Every entry that follows should be repeated exactly; drop the images.

Figure contents as structured data
______

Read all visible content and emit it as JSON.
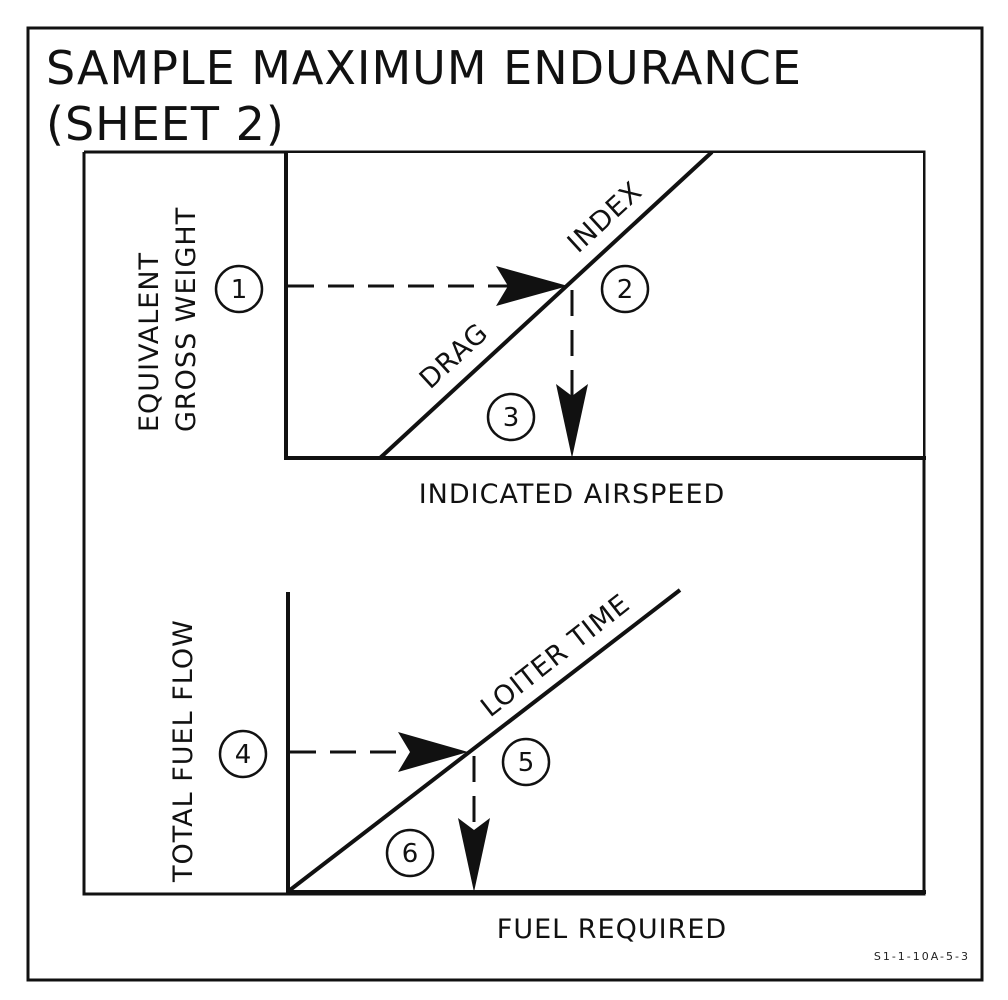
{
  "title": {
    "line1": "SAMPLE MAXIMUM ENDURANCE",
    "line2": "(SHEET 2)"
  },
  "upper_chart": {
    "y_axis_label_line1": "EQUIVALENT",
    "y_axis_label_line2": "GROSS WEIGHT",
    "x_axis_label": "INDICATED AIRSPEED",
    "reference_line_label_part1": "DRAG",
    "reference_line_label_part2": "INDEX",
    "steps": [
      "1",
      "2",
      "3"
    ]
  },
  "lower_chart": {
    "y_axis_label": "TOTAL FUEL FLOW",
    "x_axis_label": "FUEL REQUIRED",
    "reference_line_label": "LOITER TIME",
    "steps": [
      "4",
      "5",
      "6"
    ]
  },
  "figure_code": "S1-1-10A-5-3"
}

______

> _EXERCISE RESULT_:
Read all visible content and emit it as JSON.
{
  "title": {
    "line1": "SAMPLE MAXIMUM ENDURANCE",
    "line2": "(SHEET 2)"
  },
  "upper_chart": {
    "y_axis_label_line1": "EQUIVALENT",
    "y_axis_label_line2": "GROSS WEIGHT",
    "x_axis_label": "INDICATED AIRSPEED",
    "reference_line_label_part1": "DRAG",
    "reference_line_label_part2": "INDEX",
    "steps": [
      "1",
      "2",
      "3"
    ]
  },
  "lower_chart": {
    "y_axis_label": "TOTAL FUEL FLOW",
    "x_axis_label": "FUEL REQUIRED",
    "reference_line_label": "LOITER TIME",
    "steps": [
      "4",
      "5",
      "6"
    ]
  },
  "figure_code": "S1-1-10A-5-3"
}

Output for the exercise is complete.